The request:
From the entries that follow, list every line in which the string "دہشتگردوں" appears.

Stored records
-- BEGIN --

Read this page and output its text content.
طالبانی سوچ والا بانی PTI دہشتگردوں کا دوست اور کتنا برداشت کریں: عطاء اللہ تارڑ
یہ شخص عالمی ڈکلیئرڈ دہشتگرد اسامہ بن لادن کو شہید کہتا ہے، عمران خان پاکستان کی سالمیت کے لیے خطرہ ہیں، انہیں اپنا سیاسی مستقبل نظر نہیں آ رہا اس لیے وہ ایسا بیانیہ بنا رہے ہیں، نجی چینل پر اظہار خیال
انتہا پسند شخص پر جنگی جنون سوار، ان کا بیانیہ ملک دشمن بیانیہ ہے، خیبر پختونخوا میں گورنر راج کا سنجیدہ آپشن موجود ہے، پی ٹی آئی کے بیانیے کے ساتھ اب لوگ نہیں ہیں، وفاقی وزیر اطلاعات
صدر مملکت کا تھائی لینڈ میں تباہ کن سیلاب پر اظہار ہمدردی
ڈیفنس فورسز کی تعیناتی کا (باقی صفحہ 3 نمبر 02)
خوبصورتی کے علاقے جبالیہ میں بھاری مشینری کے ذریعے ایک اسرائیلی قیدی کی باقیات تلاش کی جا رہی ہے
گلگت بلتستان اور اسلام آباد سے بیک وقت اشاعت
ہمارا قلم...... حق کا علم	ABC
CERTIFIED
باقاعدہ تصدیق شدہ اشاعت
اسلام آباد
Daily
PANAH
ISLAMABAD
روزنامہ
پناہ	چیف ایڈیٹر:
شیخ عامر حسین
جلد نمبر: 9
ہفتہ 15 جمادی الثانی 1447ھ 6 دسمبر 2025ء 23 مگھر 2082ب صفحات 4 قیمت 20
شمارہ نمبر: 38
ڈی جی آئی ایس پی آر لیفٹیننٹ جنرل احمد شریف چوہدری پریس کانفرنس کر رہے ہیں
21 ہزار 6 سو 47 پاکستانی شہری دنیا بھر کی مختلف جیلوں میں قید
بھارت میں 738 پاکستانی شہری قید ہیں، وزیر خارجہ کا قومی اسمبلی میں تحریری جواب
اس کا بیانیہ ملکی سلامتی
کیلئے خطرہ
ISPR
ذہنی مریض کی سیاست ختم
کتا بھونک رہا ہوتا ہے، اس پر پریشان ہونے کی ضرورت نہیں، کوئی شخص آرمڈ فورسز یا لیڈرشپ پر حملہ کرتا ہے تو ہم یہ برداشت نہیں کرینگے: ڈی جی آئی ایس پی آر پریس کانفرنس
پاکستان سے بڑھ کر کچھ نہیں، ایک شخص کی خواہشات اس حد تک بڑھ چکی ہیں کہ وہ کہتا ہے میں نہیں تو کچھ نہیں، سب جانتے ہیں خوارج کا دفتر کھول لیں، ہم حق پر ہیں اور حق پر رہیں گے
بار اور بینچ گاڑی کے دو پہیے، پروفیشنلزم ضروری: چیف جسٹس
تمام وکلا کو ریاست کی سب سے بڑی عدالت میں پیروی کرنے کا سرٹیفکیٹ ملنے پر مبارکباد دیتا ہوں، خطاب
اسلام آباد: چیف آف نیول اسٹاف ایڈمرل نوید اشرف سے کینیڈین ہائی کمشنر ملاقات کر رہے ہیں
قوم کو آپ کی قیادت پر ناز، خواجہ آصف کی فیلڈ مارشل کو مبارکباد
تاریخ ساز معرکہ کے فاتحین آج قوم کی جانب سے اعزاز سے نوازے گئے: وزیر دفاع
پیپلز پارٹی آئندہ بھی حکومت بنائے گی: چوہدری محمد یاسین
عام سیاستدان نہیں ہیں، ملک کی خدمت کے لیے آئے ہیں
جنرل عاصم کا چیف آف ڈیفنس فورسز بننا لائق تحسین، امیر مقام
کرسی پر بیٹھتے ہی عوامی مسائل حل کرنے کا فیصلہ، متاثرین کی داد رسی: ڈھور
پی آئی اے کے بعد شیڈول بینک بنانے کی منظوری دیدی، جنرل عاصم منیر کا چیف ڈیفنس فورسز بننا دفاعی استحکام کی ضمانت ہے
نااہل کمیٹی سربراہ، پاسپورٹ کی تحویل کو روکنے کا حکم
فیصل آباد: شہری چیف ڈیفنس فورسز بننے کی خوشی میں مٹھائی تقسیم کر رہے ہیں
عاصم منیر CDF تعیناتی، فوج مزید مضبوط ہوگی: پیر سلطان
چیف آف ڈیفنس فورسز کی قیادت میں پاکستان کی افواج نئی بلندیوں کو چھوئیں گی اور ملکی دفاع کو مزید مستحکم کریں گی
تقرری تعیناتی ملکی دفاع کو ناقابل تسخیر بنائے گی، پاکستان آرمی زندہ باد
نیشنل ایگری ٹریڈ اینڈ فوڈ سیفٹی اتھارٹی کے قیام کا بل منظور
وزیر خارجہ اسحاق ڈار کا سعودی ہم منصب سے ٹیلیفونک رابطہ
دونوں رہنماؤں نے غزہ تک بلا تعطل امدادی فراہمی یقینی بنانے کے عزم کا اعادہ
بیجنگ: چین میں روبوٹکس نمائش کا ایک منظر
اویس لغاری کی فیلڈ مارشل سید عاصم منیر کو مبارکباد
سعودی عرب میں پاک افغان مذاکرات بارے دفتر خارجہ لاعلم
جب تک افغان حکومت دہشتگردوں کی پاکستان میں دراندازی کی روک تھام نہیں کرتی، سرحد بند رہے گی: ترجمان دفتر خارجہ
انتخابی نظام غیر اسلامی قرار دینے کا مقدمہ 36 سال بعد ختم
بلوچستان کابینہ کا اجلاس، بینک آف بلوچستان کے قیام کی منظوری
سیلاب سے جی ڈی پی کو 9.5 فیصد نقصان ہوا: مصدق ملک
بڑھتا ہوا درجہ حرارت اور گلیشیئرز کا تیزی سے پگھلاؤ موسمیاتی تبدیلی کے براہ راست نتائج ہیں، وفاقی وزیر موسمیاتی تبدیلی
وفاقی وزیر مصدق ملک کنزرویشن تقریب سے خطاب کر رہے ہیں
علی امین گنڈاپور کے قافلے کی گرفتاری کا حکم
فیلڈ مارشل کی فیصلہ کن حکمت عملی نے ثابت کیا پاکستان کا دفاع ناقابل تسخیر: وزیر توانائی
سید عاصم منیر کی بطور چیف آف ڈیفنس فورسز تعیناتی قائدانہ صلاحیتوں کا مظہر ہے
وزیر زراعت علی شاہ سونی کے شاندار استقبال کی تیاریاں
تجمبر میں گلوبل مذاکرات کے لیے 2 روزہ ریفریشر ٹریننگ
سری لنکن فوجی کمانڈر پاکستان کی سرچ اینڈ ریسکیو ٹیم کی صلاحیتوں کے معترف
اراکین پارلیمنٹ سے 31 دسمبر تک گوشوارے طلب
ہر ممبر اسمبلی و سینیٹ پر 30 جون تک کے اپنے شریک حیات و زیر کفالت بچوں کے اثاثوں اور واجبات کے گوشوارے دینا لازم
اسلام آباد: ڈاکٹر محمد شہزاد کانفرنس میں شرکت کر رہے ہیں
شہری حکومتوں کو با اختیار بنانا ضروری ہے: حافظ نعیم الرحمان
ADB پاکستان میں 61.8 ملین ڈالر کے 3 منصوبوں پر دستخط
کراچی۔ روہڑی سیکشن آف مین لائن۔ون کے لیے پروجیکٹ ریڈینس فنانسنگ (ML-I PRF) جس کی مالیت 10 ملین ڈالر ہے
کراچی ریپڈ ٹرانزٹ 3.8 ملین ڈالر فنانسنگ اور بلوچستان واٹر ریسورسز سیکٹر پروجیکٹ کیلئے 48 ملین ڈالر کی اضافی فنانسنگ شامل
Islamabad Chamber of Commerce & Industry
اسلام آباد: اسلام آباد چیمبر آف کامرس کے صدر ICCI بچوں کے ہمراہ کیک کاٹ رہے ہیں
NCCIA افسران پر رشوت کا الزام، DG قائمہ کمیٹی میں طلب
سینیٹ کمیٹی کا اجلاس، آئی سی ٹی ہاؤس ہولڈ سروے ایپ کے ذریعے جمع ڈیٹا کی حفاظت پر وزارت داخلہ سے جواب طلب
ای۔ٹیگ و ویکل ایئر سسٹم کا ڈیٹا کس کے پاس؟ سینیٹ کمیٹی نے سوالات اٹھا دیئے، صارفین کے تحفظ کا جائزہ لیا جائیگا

-- END --

Right answer:
طالبانی سوچ والا بانی PTI دہشتگردوں کا دوست اور کتنا برداشت کریں: عطاء اللہ تارڑ
جب تک افغان حکومت دہشتگردوں کی پاکستان میں دراندازی کی روک تھام نہیں کرتی، سرحد بند رہے گی: ترجمان دفتر خارجہ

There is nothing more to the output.